## Some records

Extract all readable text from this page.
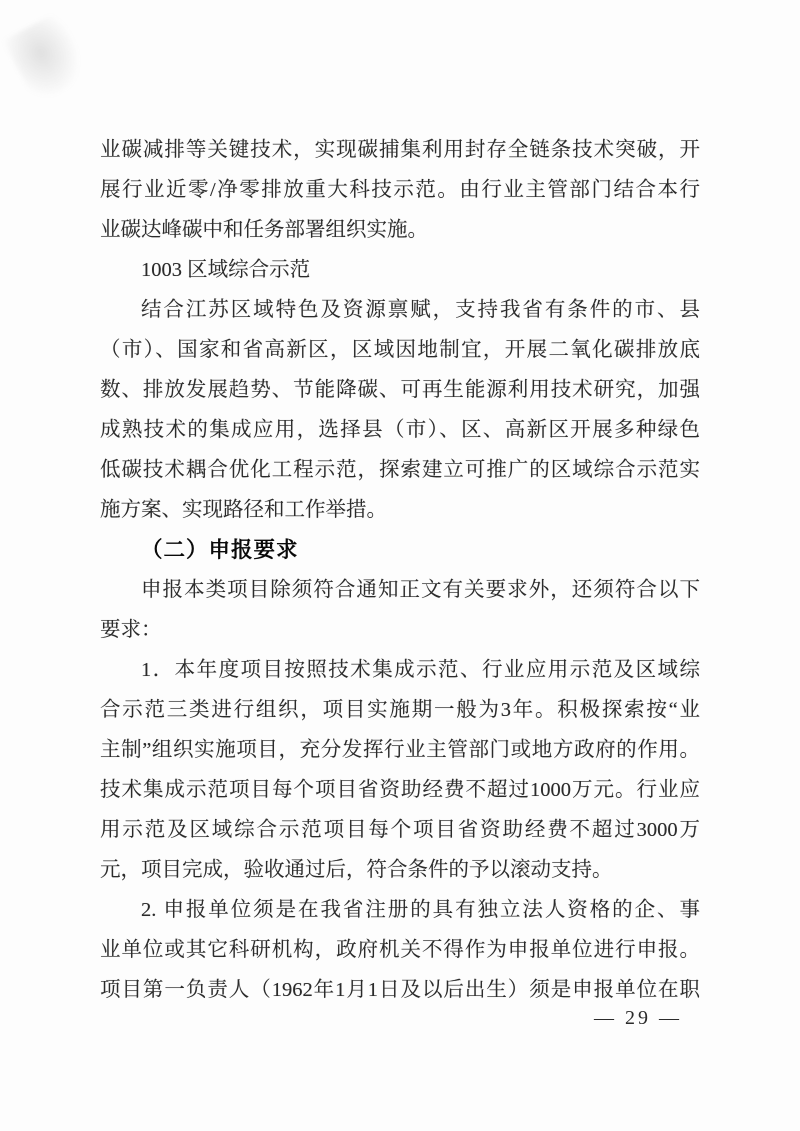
业碳减排等关键技术，实现碳捕集利用封存全链条技术突破，开
展行业近零/净零排放重大科技示范。由行业主管部门结合本行
业碳达峰碳中和任务部署组织实施。
1003 区域综合示范
结合江苏区域特色及资源禀赋，支持我省有条件的市、县
（市）、国家和省高新区，区域因地制宜，开展二氧化碳排放底
数、排放发展趋势、节能降碳、可再生能源利用技术研究，加强
成熟技术的集成应用，选择县（市）、区、高新区开展多种绿色
低碳技术耦合优化工程示范，探索建立可推广的区域综合示范实
施方案、实现路径和工作举措。
（二）申报要求
申报本类项目除须符合通知正文有关要求外，还须符合以下
要求：
1．本年度项目按照技术集成示范、行业应用示范及区域综
合示范三类进行组织，项目实施期一般为3年。积极探索按“业
主制”组织实施项目，充分发挥行业主管部门或地方政府的作用。
技术集成示范项目每个项目省资助经费不超过1000万元。行业应
用示范及区域综合示范项目每个项目省资助经费不超过3000万
元，项目完成，验收通过后，符合条件的予以滚动支持。
2. 申报单位须是在我省注册的具有独立法人资格的企、事
业单位或其它科研机构，政府机关不得作为申报单位进行申报。
项目第一负责人（1962年1月1日及以后出生）须是申报单位在职
— 29 —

## Problem details
Repeat the data exactly, without the pictures.

## The output
Extract all readable text from this page.
业碳减排等关键技术，实现碳捕集利用封存全链条技术突破，开
展行业近零/净零排放重大科技示范。由行业主管部门结合本行
业碳达峰碳中和任务部署组织实施。
1003 区域综合示范
结合江苏区域特色及资源禀赋，支持我省有条件的市、县
（市）、国家和省高新区，区域因地制宜，开展二氧化碳排放底
数、排放发展趋势、节能降碳、可再生能源利用技术研究，加强
成熟技术的集成应用，选择县（市）、区、高新区开展多种绿色
低碳技术耦合优化工程示范，探索建立可推广的区域综合示范实
施方案、实现路径和工作举措。
（二）申报要求
申报本类项目除须符合通知正文有关要求外，还须符合以下
要求：
1．本年度项目按照技术集成示范、行业应用示范及区域综
合示范三类进行组织，项目实施期一般为3年。积极探索按“业
主制”组织实施项目，充分发挥行业主管部门或地方政府的作用。
技术集成示范项目每个项目省资助经费不超过1000万元。行业应
用示范及区域综合示范项目每个项目省资助经费不超过3000万
元，项目完成，验收通过后，符合条件的予以滚动支持。
2. 申报单位须是在我省注册的具有独立法人资格的企、事
业单位或其它科研机构，政府机关不得作为申报单位进行申报。
项目第一负责人（1962年1月1日及以后出生）须是申报单位在职
— 29 —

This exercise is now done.